— START OF EXERCISE INPUTS —
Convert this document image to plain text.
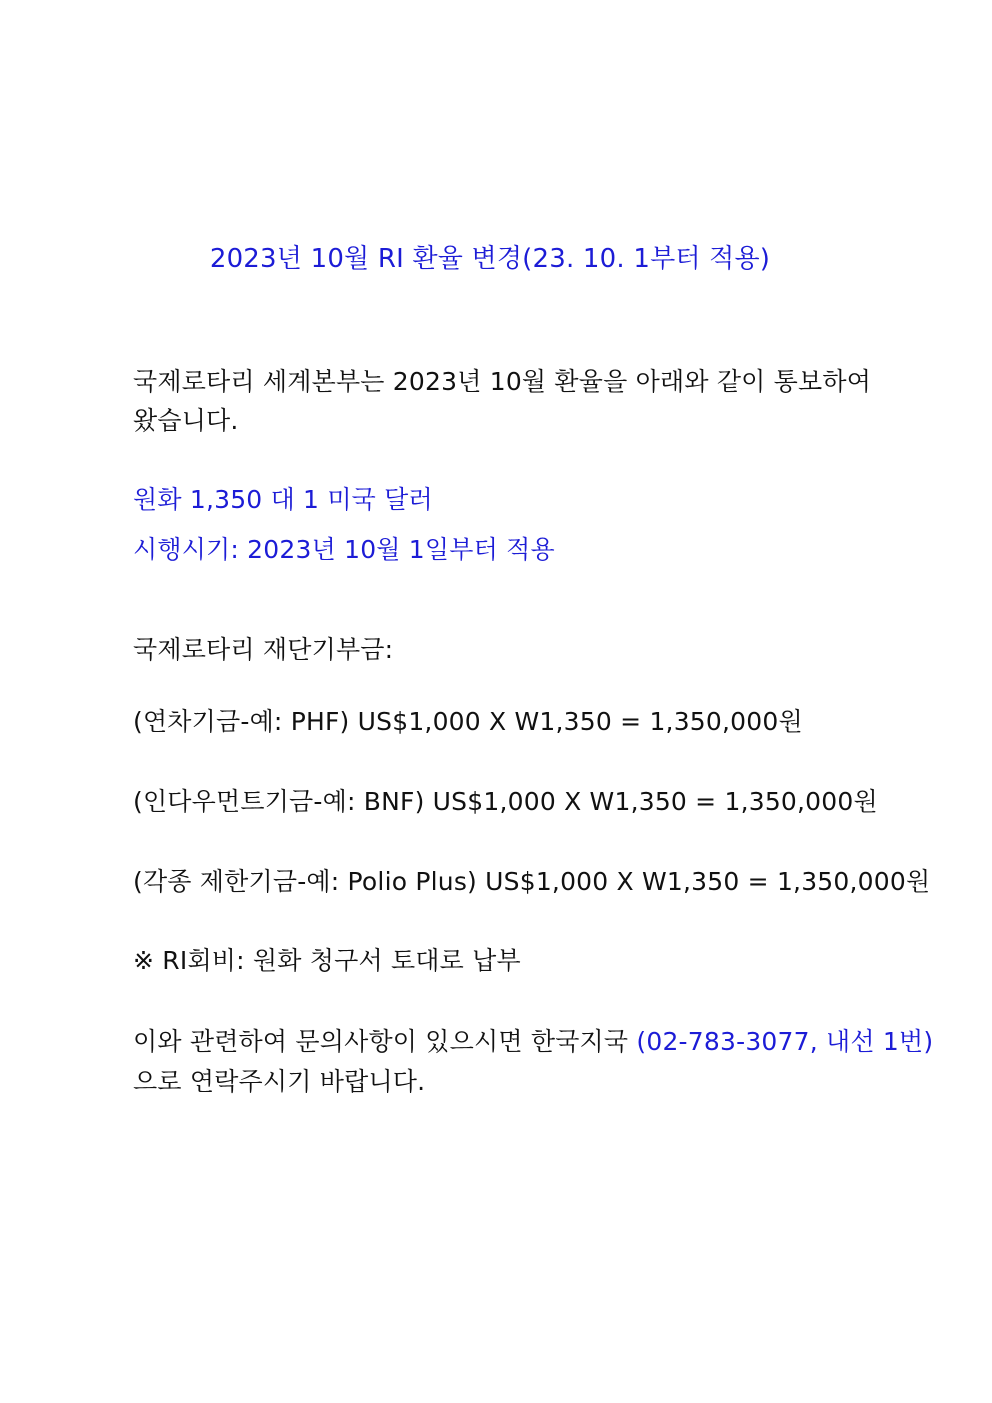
2023년 10월 RI 환율 변경(23. 10. 1부터 적용)
국제로타리 세계본부는 2023년 10월 환율을 아래와 같이 통보하여
왔습니다.
원화 1,350 대 1 미국 달러
시행시기: 2023년 10월 1일부터 적용
국제로타리 재단기부금:
(연차기금-예: PHF) US$1,000 X W1,350 = 1,350,000원
(인다우먼트기금-예: BNF) US$1,000 X W1,350 = 1,350,000원
(각종 제한기금-예: Polio Plus) US$1,000 X W1,350 = 1,350,000원
※ RI회비: 원화 청구서 토대로 납부
이와 관련하여 문의사항이 있으시면 한국지국 (02-783-3077, 내선 1번)
으로 연락주시기 바랍니다.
— END OF EXERCISE INPUTS —
* **DIRECTIONS FOR THIS TASK**
Can you retype every record above exactly, leaving out the pictures?

* **COMPLETE RESPONSE**
Convert this document image to plain text.
2023년 10월 RI 환율 변경(23. 10. 1부터 적용)
국제로타리 세계본부는 2023년 10월 환율을 아래와 같이 통보하여
왔습니다.
원화 1,350 대 1 미국 달러
시행시기: 2023년 10월 1일부터 적용
국제로타리 재단기부금:
(연차기금-예: PHF) US$1,000 X W1,350 = 1,350,000원
(인다우먼트기금-예: BNF) US$1,000 X W1,350 = 1,350,000원
(각종 제한기금-예: Polio Plus) US$1,000 X W1,350 = 1,350,000원
※ RI회비: 원화 청구서 토대로 납부
이와 관련하여 문의사항이 있으시면 한국지국 (02-783-3077, 내선 1번)
으로 연락주시기 바랍니다.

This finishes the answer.